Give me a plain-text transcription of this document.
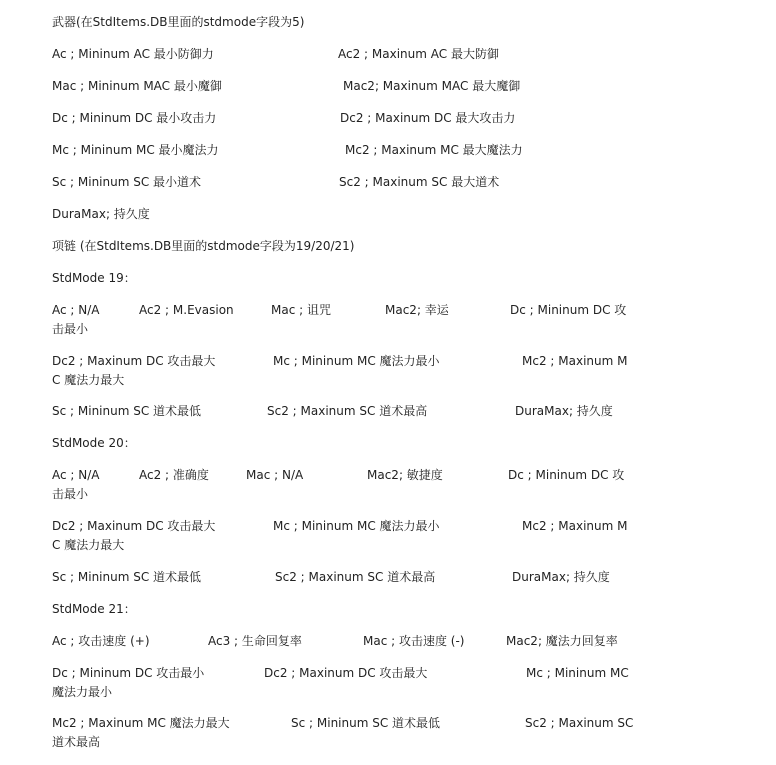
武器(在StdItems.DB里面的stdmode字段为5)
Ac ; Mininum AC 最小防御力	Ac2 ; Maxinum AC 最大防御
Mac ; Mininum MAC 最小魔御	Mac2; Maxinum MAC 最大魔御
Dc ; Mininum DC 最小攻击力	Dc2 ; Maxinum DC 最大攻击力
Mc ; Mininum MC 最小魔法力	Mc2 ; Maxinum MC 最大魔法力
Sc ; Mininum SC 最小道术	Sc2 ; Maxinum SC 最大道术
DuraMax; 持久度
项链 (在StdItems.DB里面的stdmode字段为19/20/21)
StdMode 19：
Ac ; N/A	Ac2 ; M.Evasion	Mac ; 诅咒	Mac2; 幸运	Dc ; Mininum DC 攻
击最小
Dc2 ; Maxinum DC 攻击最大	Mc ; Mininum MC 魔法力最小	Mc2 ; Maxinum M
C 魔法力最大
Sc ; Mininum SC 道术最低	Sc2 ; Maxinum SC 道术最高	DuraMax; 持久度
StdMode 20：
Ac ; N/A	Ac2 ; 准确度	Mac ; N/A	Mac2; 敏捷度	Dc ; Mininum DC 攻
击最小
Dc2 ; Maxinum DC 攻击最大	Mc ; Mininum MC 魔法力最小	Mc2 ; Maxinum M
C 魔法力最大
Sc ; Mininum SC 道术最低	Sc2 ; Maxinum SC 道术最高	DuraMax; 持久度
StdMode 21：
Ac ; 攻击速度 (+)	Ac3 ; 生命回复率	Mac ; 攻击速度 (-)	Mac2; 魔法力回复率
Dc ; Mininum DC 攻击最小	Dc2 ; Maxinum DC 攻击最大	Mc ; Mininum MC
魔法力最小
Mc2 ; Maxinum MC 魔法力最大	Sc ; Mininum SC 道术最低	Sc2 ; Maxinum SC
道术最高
****************************************
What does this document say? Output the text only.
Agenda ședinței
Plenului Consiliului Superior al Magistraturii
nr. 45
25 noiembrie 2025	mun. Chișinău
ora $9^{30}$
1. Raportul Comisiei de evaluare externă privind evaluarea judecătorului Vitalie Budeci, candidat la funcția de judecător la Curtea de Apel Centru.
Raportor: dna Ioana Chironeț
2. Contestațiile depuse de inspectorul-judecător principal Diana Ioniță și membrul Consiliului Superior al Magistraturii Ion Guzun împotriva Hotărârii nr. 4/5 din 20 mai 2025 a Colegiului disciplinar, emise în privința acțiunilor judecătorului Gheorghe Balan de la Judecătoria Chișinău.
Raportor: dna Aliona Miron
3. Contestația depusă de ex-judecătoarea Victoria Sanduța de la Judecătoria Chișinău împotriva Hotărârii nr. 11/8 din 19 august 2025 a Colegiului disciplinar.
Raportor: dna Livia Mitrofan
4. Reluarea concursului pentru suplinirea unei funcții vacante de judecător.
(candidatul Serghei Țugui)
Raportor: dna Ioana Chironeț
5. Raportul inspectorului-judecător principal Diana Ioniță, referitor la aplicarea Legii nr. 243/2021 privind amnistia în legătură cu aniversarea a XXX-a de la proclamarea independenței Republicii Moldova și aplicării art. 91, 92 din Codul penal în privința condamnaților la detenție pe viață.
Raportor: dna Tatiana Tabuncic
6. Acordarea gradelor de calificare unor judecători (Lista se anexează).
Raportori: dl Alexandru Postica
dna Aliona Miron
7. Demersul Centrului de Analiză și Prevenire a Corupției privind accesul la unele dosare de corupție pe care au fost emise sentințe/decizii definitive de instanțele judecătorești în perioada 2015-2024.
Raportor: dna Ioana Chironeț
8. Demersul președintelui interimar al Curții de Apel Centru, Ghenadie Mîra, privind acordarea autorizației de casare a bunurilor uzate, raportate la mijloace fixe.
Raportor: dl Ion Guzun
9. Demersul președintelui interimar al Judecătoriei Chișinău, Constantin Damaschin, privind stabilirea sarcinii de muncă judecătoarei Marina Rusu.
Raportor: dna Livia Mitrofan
****************************************
- **Directive**:
Copy every line of the listing that contains the word "Guzun".

- **The result**:
2. Contestațiile depuse de inspectorul-judecător principal Diana Ioniță și membrul Consiliului Superior al Magistraturii Ion Guzun împotriva Hotărârii nr. 4/5 din 20 mai 2025 a Colegiului disciplinar, emise în privința acțiunilor judecătorului Gheorghe Balan de la Judecătoria Chișinău.
Raportor: dl Ion Guzun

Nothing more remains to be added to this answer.